◆ **To do**: Count how many lines in the material below hold the word "비교하기"; the reply is that number alone.

◆ **Provided data**:
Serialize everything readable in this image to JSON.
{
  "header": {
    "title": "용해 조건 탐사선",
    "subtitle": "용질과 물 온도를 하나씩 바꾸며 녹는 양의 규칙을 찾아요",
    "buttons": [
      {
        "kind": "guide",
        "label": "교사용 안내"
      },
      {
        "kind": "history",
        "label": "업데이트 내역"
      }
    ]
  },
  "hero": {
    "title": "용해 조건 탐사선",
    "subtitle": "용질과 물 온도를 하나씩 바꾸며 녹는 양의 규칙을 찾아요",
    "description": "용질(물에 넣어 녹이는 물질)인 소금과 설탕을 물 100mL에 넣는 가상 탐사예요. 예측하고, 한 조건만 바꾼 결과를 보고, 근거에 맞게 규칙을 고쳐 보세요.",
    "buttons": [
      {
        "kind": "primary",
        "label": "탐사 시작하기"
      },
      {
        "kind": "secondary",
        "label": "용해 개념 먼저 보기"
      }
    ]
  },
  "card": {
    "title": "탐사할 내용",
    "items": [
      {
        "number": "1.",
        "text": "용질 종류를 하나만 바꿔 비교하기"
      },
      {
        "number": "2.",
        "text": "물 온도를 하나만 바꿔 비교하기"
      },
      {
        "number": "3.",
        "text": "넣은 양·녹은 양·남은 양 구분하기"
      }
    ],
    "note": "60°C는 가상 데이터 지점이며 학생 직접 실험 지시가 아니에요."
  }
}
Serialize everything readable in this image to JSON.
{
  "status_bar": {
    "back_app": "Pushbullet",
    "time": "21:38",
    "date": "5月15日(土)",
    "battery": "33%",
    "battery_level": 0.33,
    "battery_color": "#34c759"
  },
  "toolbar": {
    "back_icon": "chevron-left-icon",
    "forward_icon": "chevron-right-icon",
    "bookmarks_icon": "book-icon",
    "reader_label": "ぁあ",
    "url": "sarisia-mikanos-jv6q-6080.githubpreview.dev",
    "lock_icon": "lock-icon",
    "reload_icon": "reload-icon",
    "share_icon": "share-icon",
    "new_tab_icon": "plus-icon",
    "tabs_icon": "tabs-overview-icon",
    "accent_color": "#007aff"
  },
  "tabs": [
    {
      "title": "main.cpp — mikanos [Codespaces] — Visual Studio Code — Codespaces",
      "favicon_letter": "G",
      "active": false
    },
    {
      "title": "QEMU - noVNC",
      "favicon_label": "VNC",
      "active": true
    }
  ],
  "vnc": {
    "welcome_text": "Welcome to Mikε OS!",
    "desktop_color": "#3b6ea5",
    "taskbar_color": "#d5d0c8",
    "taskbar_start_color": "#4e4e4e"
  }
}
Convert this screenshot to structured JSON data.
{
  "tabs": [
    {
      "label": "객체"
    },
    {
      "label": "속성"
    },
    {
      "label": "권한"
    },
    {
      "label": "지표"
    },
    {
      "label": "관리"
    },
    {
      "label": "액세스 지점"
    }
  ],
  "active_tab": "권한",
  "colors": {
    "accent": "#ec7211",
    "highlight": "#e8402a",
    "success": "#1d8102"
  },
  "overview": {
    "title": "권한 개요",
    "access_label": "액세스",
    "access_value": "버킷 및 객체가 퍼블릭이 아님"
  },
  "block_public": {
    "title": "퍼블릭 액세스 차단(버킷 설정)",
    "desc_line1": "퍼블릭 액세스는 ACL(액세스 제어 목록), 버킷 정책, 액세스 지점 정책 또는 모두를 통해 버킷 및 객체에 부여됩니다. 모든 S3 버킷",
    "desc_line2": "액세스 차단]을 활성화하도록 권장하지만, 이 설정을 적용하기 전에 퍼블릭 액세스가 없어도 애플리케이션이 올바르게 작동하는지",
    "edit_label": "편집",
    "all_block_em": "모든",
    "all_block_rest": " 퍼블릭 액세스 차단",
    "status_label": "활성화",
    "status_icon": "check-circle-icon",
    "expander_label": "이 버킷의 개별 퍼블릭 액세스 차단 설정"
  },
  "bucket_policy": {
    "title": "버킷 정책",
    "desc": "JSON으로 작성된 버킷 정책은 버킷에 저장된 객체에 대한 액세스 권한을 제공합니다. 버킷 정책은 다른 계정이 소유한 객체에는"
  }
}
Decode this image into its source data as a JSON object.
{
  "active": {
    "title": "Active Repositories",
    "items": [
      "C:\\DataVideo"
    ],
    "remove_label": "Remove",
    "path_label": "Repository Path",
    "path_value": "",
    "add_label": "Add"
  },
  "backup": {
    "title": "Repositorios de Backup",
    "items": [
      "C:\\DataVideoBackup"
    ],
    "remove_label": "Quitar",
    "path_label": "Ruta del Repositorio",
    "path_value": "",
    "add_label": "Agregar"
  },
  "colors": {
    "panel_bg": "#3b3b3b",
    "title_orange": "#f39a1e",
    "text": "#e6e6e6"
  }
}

◆ **Result**: 2